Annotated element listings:

______

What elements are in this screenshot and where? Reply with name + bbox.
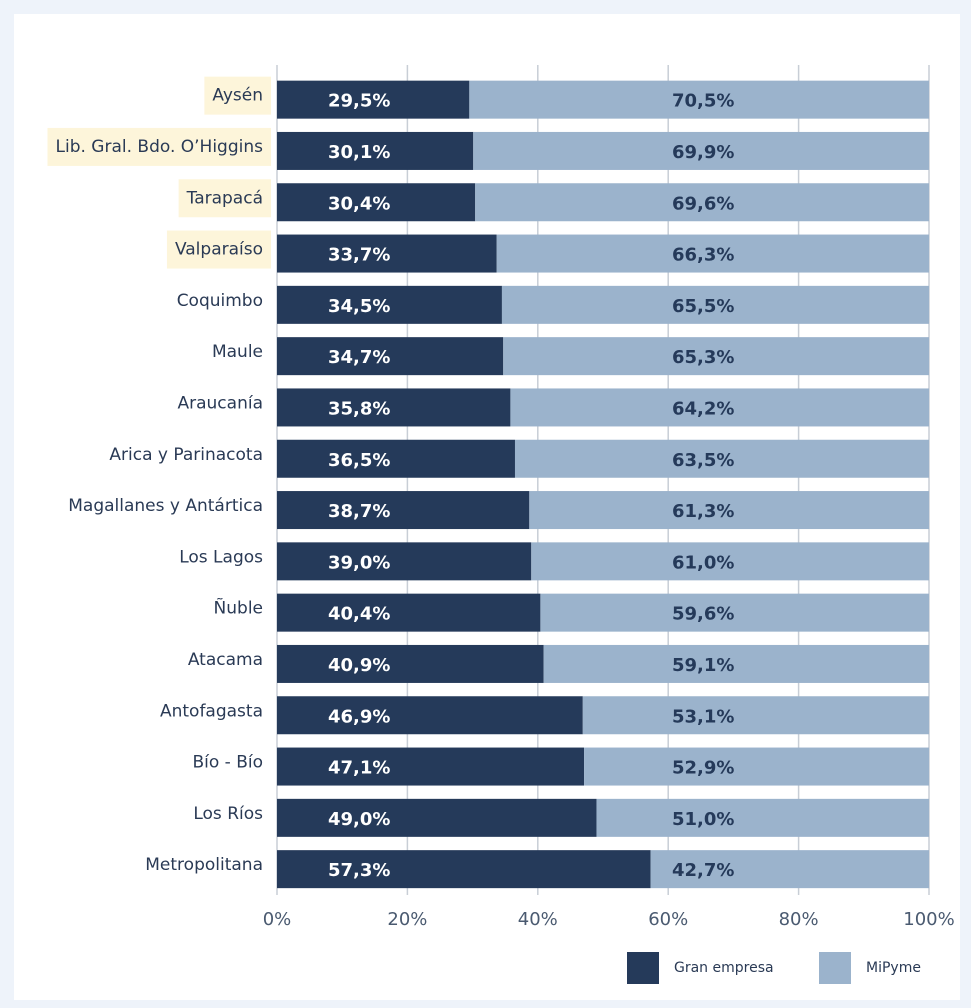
- category-label: Araucanía: [178, 393, 264, 413]
- legend-swatch: [819, 952, 851, 984]
- value-label: 53,1%: [672, 706, 734, 727]
- category-highlight: [178, 179, 271, 218]
- bar-segment: [503, 337, 929, 376]
- bar-segment: [277, 388, 511, 427]
- value-label: 65,5%: [672, 296, 734, 317]
- bar-segment: [277, 491, 530, 530]
- value-label: 61,3%: [672, 501, 734, 522]
- value-label: 51,0%: [672, 809, 734, 830]
- value-label: 38,7%: [328, 501, 390, 522]
- legend-label: MiPyme: [866, 960, 921, 976]
- bar-segment: [277, 131, 474, 170]
- bar-segment: [473, 131, 929, 170]
- bar-segment: [531, 542, 929, 581]
- value-label: 40,4%: [328, 604, 390, 625]
- x-tick-label: 40%: [518, 909, 558, 930]
- x-tick-label: 60%: [648, 909, 688, 930]
- bar-segment: [277, 234, 497, 273]
- category-highlight: [47, 127, 271, 166]
- bar-segment: [514, 439, 929, 478]
- value-label: 29,5%: [328, 91, 390, 112]
- bar-segment: [501, 285, 929, 324]
- bar-segment: [596, 798, 929, 837]
- value-label: 69,9%: [672, 142, 734, 163]
- bar-segment: [496, 234, 929, 273]
- value-label: 35,8%: [328, 398, 390, 419]
- category-label: Los Lagos: [179, 547, 263, 567]
- bar-segment: [277, 80, 470, 119]
- legend-swatch: [627, 952, 659, 984]
- value-label: 40,9%: [328, 655, 390, 676]
- x-tick-label: 20%: [387, 909, 427, 930]
- value-label: 59,1%: [672, 655, 734, 676]
- bar-segment: [277, 798, 597, 837]
- bar-segment: [475, 183, 929, 222]
- bar-segment: [277, 285, 502, 324]
- bar-segment: [277, 183, 476, 222]
- category-label: Metropolitana: [145, 855, 263, 875]
- value-label: 70,5%: [672, 91, 734, 112]
- value-label: 69,6%: [672, 193, 734, 214]
- bar-segment: [277, 850, 651, 889]
- category-label: Bío - Bío: [192, 753, 263, 773]
- value-label: 63,5%: [672, 450, 734, 471]
- category-label: Coquimbo: [177, 291, 263, 311]
- category-label: Magallanes y Antártica: [68, 496, 263, 516]
- bar-segment: [650, 850, 929, 889]
- x-tick-label: 80%: [779, 909, 819, 930]
- category-label: Aysén: [212, 86, 263, 106]
- bar-segment: [277, 696, 583, 735]
- category-label: Valparaíso: [175, 240, 263, 260]
- bar-segment: [540, 593, 929, 632]
- bar-segment: [277, 439, 515, 478]
- value-label: 57,3%: [328, 860, 390, 881]
- bar-segment: [584, 747, 929, 786]
- bar-segment: [277, 747, 585, 786]
- legend-label: Gran empresa: [674, 960, 774, 976]
- value-label: 36,5%: [328, 450, 390, 471]
- value-label: 47,1%: [328, 758, 390, 779]
- value-label: 34,5%: [328, 296, 390, 317]
- bar-segment: [510, 388, 929, 427]
- value-label: 33,7%: [328, 245, 390, 266]
- value-label: 64,2%: [672, 398, 734, 419]
- category-label: Ñuble: [214, 597, 263, 619]
- bar-segment: [277, 337, 504, 376]
- value-label: 30,1%: [328, 142, 390, 163]
- value-label: 52,9%: [672, 758, 734, 779]
- value-label: 65,3%: [672, 347, 734, 368]
- value-label: 61,0%: [672, 552, 734, 573]
- bar-segment: [543, 644, 929, 683]
- value-label: 42,7%: [672, 860, 734, 881]
- category-label: Arica y Parinacota: [109, 445, 263, 465]
- category-label: Maule: [212, 342, 263, 362]
- bar-segment: [277, 542, 532, 581]
- value-label: 49,0%: [328, 809, 390, 830]
- bar-segment: [469, 80, 929, 119]
- bar-segment: [529, 491, 929, 530]
- value-label: 66,3%: [672, 245, 734, 266]
- category-label: Tarapacá: [186, 188, 263, 208]
- category-label: Los Ríos: [193, 804, 263, 824]
- x-tick-label: 100%: [903, 909, 954, 930]
- x-tick-label: 0%: [263, 909, 292, 930]
- value-label: 46,9%: [328, 706, 390, 727]
- bar-segment: [582, 696, 929, 735]
- category-label: Lib. Gral. Bdo. O’Higgins: [56, 137, 264, 157]
- bar-segment: [277, 593, 541, 632]
- category-label: Atacama: [188, 650, 263, 670]
- category-highlight: [204, 76, 271, 115]
- category-highlight: [166, 230, 271, 269]
- value-label: 59,6%: [672, 604, 734, 625]
- value-label: 39,0%: [328, 552, 390, 573]
- value-label: 34,7%: [328, 347, 390, 368]
- value-label: 30,4%: [328, 193, 390, 214]
- bar-segment: [277, 644, 544, 683]
- category-label: Antofagasta: [160, 701, 263, 721]
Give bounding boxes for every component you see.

______

__Task description__: Would you retype every line of each listing above word for word, leaving out the pictures?

__Written response__:
What elements are in this screenshot and where? Reply with name + bbox.
- category-label: Araucanía: [178, 393, 264, 413]
- legend-swatch: [819, 952, 851, 984]
- value-label: 53,1%: [672, 706, 734, 727]
- category-highlight: [178, 179, 271, 218]
- bar-segment: [503, 337, 929, 376]
- bar-segment: [277, 388, 511, 427]
- value-label: 65,5%: [672, 296, 734, 317]
- bar-segment: [277, 491, 530, 530]
- value-label: 61,3%: [672, 501, 734, 522]
- value-label: 51,0%: [672, 809, 734, 830]
- value-label: 38,7%: [328, 501, 390, 522]
- legend-label: MiPyme: [866, 960, 921, 976]
- bar-segment: [277, 131, 474, 170]
- bar-segment: [473, 131, 929, 170]
- bar-segment: [531, 542, 929, 581]
- value-label: 40,4%: [328, 604, 390, 625]
- x-tick-label: 40%: [518, 909, 558, 930]
- x-tick-label: 60%: [648, 909, 688, 930]
- bar-segment: [277, 234, 497, 273]
- category-highlight: [47, 127, 271, 166]
- bar-segment: [514, 439, 929, 478]
- value-label: 29,5%: [328, 91, 390, 112]
- bar-segment: [501, 285, 929, 324]
- bar-segment: [596, 798, 929, 837]
- value-label: 69,9%: [672, 142, 734, 163]
- bar-segment: [496, 234, 929, 273]
- value-label: 35,8%: [328, 398, 390, 419]
- category-label: Los Lagos: [179, 547, 263, 567]
- bar-segment: [277, 80, 470, 119]
- legend-swatch: [627, 952, 659, 984]
- value-label: 40,9%: [328, 655, 390, 676]
- x-tick-label: 20%: [387, 909, 427, 930]
- value-label: 59,1%: [672, 655, 734, 676]
- bar-segment: [277, 798, 597, 837]
- bar-segment: [475, 183, 929, 222]
- bar-segment: [277, 285, 502, 324]
- bar-segment: [277, 183, 476, 222]
- category-label: Metropolitana: [145, 855, 263, 875]
- value-label: 70,5%: [672, 91, 734, 112]
- value-label: 69,6%: [672, 193, 734, 214]
- bar-segment: [277, 850, 651, 889]
- category-label: Bío - Bío: [192, 753, 263, 773]
- value-label: 63,5%: [672, 450, 734, 471]
- category-label: Coquimbo: [177, 291, 263, 311]
- category-label: Magallanes y Antártica: [68, 496, 263, 516]
- bar-segment: [650, 850, 929, 889]
- x-tick-label: 80%: [779, 909, 819, 930]
- category-label: Aysén: [212, 86, 263, 106]
- bar-segment: [277, 696, 583, 735]
- category-label: Valparaíso: [175, 240, 263, 260]
- bar-segment: [540, 593, 929, 632]
- bar-segment: [277, 439, 515, 478]
- value-label: 57,3%: [328, 860, 390, 881]
- bar-segment: [584, 747, 929, 786]
- bar-segment: [277, 747, 585, 786]
- legend-label: Gran empresa: [674, 960, 774, 976]
- value-label: 36,5%: [328, 450, 390, 471]
- value-label: 47,1%: [328, 758, 390, 779]
- value-label: 34,5%: [328, 296, 390, 317]
- bar-segment: [510, 388, 929, 427]
- value-label: 33,7%: [328, 245, 390, 266]
- value-label: 64,2%: [672, 398, 734, 419]
- category-label: Ñuble: [214, 597, 263, 619]
- bar-segment: [277, 337, 504, 376]
- value-label: 30,1%: [328, 142, 390, 163]
- value-label: 52,9%: [672, 758, 734, 779]
- value-label: 65,3%: [672, 347, 734, 368]
- value-label: 61,0%: [672, 552, 734, 573]
- bar-segment: [543, 644, 929, 683]
- value-label: 42,7%: [672, 860, 734, 881]
- category-label: Arica y Parinacota: [109, 445, 263, 465]
- category-label: Maule: [212, 342, 263, 362]
- bar-segment: [277, 542, 532, 581]
- value-label: 49,0%: [328, 809, 390, 830]
- bar-segment: [469, 80, 929, 119]
- bar-segment: [529, 491, 929, 530]
- value-label: 66,3%: [672, 245, 734, 266]
- category-label: Tarapacá: [186, 188, 263, 208]
- category-label: Los Ríos: [193, 804, 263, 824]
- x-tick-label: 100%: [903, 909, 954, 930]
- x-tick-label: 0%: [263, 909, 292, 930]
- value-label: 46,9%: [328, 706, 390, 727]
- bar-segment: [582, 696, 929, 735]
- category-label: Lib. Gral. Bdo. O’Higgins: [56, 137, 264, 157]
- bar-segment: [277, 593, 541, 632]
- category-label: Atacama: [188, 650, 263, 670]
- category-highlight: [204, 76, 271, 115]
- category-highlight: [166, 230, 271, 269]
- value-label: 59,6%: [672, 604, 734, 625]
- value-label: 39,0%: [328, 552, 390, 573]
- value-label: 34,7%: [328, 347, 390, 368]
- value-label: 30,4%: [328, 193, 390, 214]
- bar-segment: [277, 644, 544, 683]
- category-label: Antofagasta: [160, 701, 263, 721]
Give bounding boxes for every component you see.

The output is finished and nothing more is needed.